··· DOCUMENT SECTION ···
INSIDE HOLDINGS INC.
STATEMENT OF SHAREHOLDERS' EQUITY
(Unaudited)
(Expressed in Canadian Dollars)
(A Development Stage Company)
========================================================================================================
Common Common Deficit
Shares Shares Accumulated
Issued and Issued and During
Fully Paid Fully Paid Development
(Number) (Amount) Stage Deficit Total
------------------------------------ ----------- ------------ ------------- ------------ ----------
Balance, April 30, 1998 488,235 $ 3,163,181 $ - $(3,044,438) $ 118,743
Cancellation of shares (635) - - - -
Loss for the year - - - (94,464) (94,464)
----------- ------------ ------------- ------------ ----------
Balance, April 30, 1999 487,600 3,163,181 - (3,138,902) 24,279
Loss for the year - - - (187,526) (187,526)
----------- ------------ ------------- ------------ ----------
Balance, April 30, 2000 487,600 3,163,181 - (3,326,428) (163,247)
Shares issued for cash 650,000 65,000 - - 65,000
Shares issued for debt settlement 3,500,000 140,513 - - 140,513
Loss for the year - - (92,614) - (92,614)
----------- ------------ ------------- ------------ ----------
Balance, April 30, 2001 4,637,600 3,368,694 (92,614) (3,326,428) (50,348)
Loss for the period - - (18,941) - (18,941)
----------- ------------ ------------- ------------ ----------
Balance, July 31, 2001 4,637,600 $ 3,368,694 $ (111,555) $(3,326,428) $ (69,289)
··· DATA SHOWN ···
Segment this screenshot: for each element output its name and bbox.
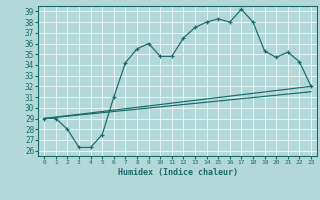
X-axis label: Humidex (Indice chaleur): Humidex (Indice chaleur): [118, 168, 238, 177]
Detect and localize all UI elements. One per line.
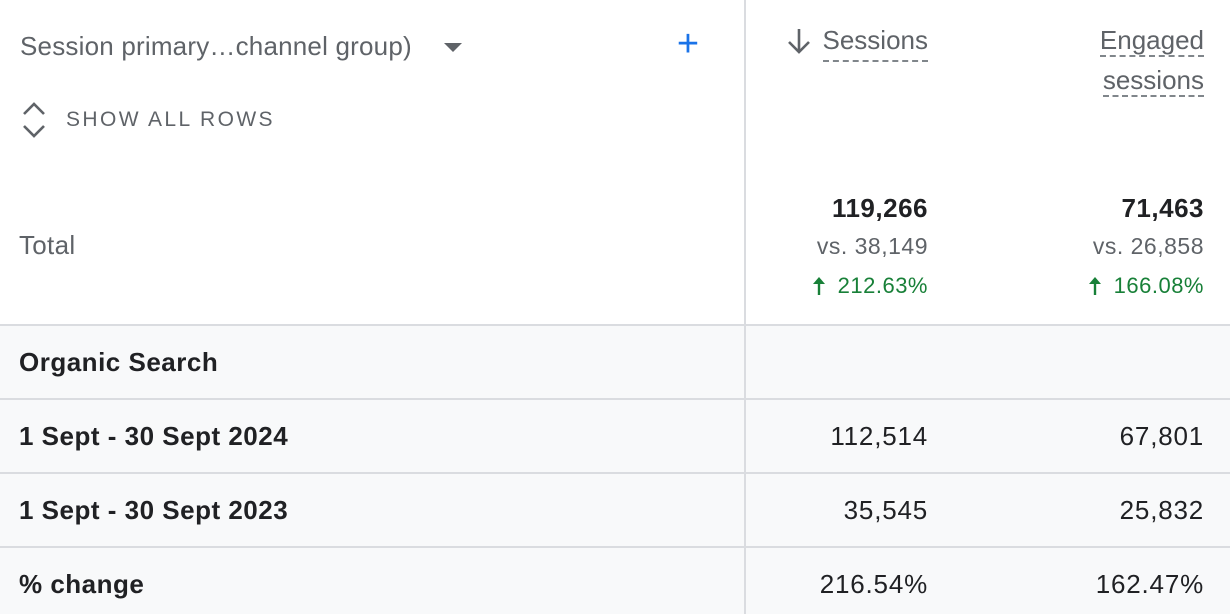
column-divider (744, 326, 746, 398)
engaged-total-change: 166.08% (1088, 266, 1204, 306)
table-row[interactable]: % change 216.54% 162.47% (0, 546, 1230, 614)
row-label: Organic Search (19, 347, 219, 377)
add-dimension-button[interactable]: + (676, 23, 700, 65)
expand-collapse-icon (23, 102, 45, 138)
arrow-up-icon (812, 277, 825, 295)
row-sessions-value: 35,545 (843, 495, 928, 525)
row-label: 1 Sept - 30 Sept 2024 (19, 421, 289, 451)
row-sessions-value: 112,514 (830, 421, 928, 451)
show-all-rows-label: SHOW ALL ROWS (66, 108, 275, 131)
column-divider (744, 474, 746, 546)
row-engaged-value: 67,801 (1119, 421, 1204, 451)
table-row[interactable]: 1 Sept - 30 Sept 2023 35,545 25,832 (0, 472, 1230, 546)
sessions-total-change: 212.63% (812, 266, 928, 306)
engaged-header-label-line2: sessions (1102, 65, 1204, 97)
sessions-header-label: Sessions (822, 20, 928, 62)
sessions-column-header[interactable]: Sessions (787, 20, 928, 62)
engaged-total-compare: vs. 26,858 (1092, 233, 1204, 259)
show-all-rows-button[interactable]: SHOW ALL ROWS (20, 100, 275, 140)
table-row[interactable]: 1 Sept - 30 Sept 2024 112,514 67,801 (0, 398, 1230, 472)
arrow-up-icon (1088, 277, 1101, 295)
row-sessions-value: 216.54% (819, 569, 928, 599)
row-label: 1 Sept - 30 Sept 2023 (19, 495, 289, 525)
engaged-sessions-column-header[interactable]: Engaged sessions (1004, 20, 1204, 100)
arrow-down-icon (787, 29, 810, 54)
row-label: % change (19, 569, 145, 599)
dropdown-arrow-icon (443, 42, 462, 52)
engaged-change-value: 166.08% (1113, 273, 1204, 298)
engaged-header-label-line1: Engaged (1099, 25, 1204, 57)
sessions-change-value: 212.63% (837, 273, 928, 298)
row-engaged-value: 162.47% (1095, 569, 1204, 599)
dimension-label: Session primary…channel group) (20, 30, 412, 61)
table-row[interactable]: Organic Search (0, 324, 1230, 398)
engaged-total-value: 71,463 (1121, 193, 1204, 223)
column-divider (744, 400, 746, 472)
sessions-total-compare: vs. 38,149 (816, 233, 928, 259)
dimension-selector[interactable]: Session primary…channel group) (20, 28, 462, 64)
row-engaged-value: 25,832 (1119, 495, 1204, 525)
engaged-total: 71,463 vs. 26,858 166.08% (1088, 190, 1204, 306)
column-divider (744, 548, 746, 614)
sessions-total-value: 119,266 (831, 193, 928, 223)
column-divider (744, 0, 746, 614)
total-label: Total (19, 230, 76, 260)
sessions-total: 119,266 vs. 38,149 212.63% (812, 190, 928, 306)
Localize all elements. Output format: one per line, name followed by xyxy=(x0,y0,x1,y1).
···
WRITTEN REQUEST = Reproduce the shareholders' equity statement word for word, starting with "Shares issued for cash" and going on through "(18,941) - (18,941)".

TASK RESULT =
Shares issued for cash 650,000 65,000 - - 65,000
Shares issued for debt settlement 3,500,000 140,513 - - 140,513
Loss for the year - - (92,614) - (92,614)
----------- ------------ ------------- ------------ ----------
Balance, April 30, 2001 4,637,600 3,368,694 (92,614) (3,326,428) (50,348)
Loss for the period - - (18,941) - (18,941)